§ What needs to be done
Where the word "SELECCIONE" occurs in a line of the listing below, copy that line.

====== Source data

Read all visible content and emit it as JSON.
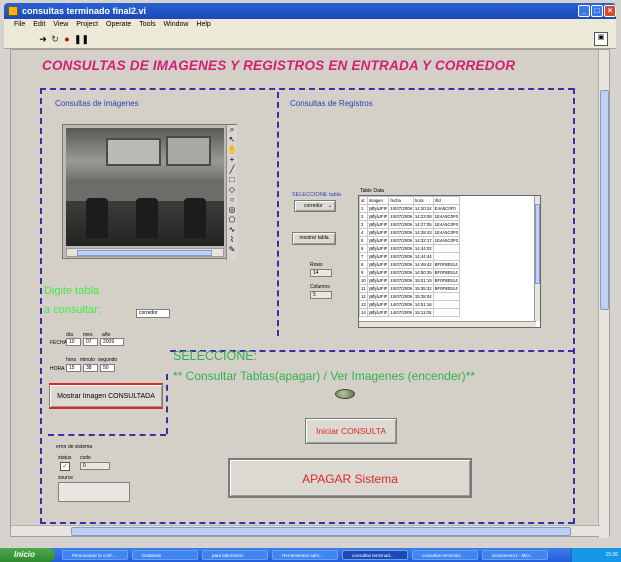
{
  "window": {
    "title": "consultas terminado final2.vi",
    "menu": [
      "File",
      "Edit",
      "View",
      "Project",
      "Operate",
      "Tools",
      "Window",
      "Help"
    ]
  },
  "main_title": "CONSULTAS DE IMAGENES Y REGISTROS  EN ENTRADA Y CORREDOR",
  "images_section": {
    "title": "Consultas de imágenes",
    "prompt_line1": "Digite tabla",
    "prompt_line2": "a consultar:",
    "table_value": "corredor",
    "date_labels": {
      "dia": "día",
      "mes": "mes",
      "anio": "año"
    },
    "fecha_label": "FECHA",
    "fecha": {
      "dia": "10",
      "mes": "07",
      "anio": "2009"
    },
    "time_labels": {
      "hora": "hora",
      "minuto": "minuto",
      "segundo": "segundo"
    },
    "hora_label": "HORA",
    "hora": {
      "hora": "15",
      "minuto": "38",
      "segundo": "50"
    },
    "show_button": "Mostrar Imagen CONSULTADA"
  },
  "registros_section": {
    "title": "Consultas de Registros",
    "select_label": "SELECCIONE tabla",
    "select_value": "corredor",
    "show_table_button": "mostrar tabla",
    "rows_label": "Rows",
    "rows_value": "14",
    "columns_label": "Columns",
    "columns_value": "5",
    "table_title": "Table Data",
    "table_headers": [
      "id",
      "imagen",
      "fecha",
      "hora",
      "rfid"
    ],
    "table_rows": [
      [
        "1",
        "ÿØÿàJFIF",
        "10/07/2009",
        "14:20:24",
        "E4A5C0F0"
      ],
      [
        "2",
        "ÿØÿàJFIF",
        "10/07/2009",
        "14:23:08",
        "1E4A5C0F0"
      ],
      [
        "3",
        "ÿØÿàJFIF",
        "10/07/2009",
        "14:27:05",
        "1E4A5C0F0"
      ],
      [
        "4",
        "ÿØÿàJFIF",
        "10/07/2009",
        "14:28:43",
        "1E4A5C0F0"
      ],
      [
        "5",
        "ÿØÿàJFIF",
        "10/07/2009",
        "14:32:17",
        "1E4A5C0F0"
      ],
      [
        "6",
        "ÿØÿàJFIF",
        "10/07/2009",
        "14:44:02",
        ""
      ],
      [
        "7",
        "ÿØÿàJFIF",
        "10/07/2009",
        "14:44:44",
        ""
      ],
      [
        "8",
        "ÿØÿàJFIF",
        "10/07/2009",
        "14:49:42",
        "BF0F8E514"
      ],
      [
        "9",
        "ÿØÿàJFIF",
        "10/07/2009",
        "14:50:25",
        "BF0F8E514"
      ],
      [
        "10",
        "ÿØÿàJFIF",
        "10/07/2009",
        "15:01:19",
        "BF0F8E514"
      ],
      [
        "11",
        "ÿØÿàJFIF",
        "10/07/2009",
        "15:35:32",
        "BF0F8E514"
      ],
      [
        "12",
        "ÿØÿàJFIF",
        "10/07/2009",
        "15:38:04",
        ""
      ],
      [
        "13",
        "ÿØÿàJFIF",
        "14/07/2009",
        "14:51:16",
        ""
      ],
      [
        "14",
        "ÿØÿàJFIF",
        "14/07/2009",
        "15:11:05",
        ""
      ]
    ]
  },
  "selection": {
    "title": "SELECCIONE:",
    "subtitle": "** Consultar Tablas(apagar) / Ver Imagenes (encender)**",
    "toggle_state": "off",
    "start_button": "Iniciar CONSULTA",
    "shutdown_button": "APAGAR  Sistema"
  },
  "error_cluster": {
    "title": "error de sistema",
    "status_label": "status",
    "code_label": "code",
    "code_value": "0",
    "source_label": "source",
    "status_check": "✓"
  },
  "taskbar": {
    "start_label": "Inicio",
    "tasks": [
      "Personalizar la conf...",
      "Database",
      "para laboratorio",
      "Herramientas adm...",
      "consultas terminad...",
      "consultas terminad...",
      "Documento1 - Micr..."
    ],
    "active_task": 4,
    "clock": "15:36"
  },
  "colors": {
    "title_magenta": "#d21e76",
    "section_blue": "#2a3fb8",
    "green_prompt": "#48e848",
    "green_select": "#2fb14e",
    "button_red": "#e0252a",
    "border_navy": "#3a2fa8"
  }
}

============

§ Problem solution
    "select_label": "SELECCIONE tabla",
    "title": "SELECCIONE:",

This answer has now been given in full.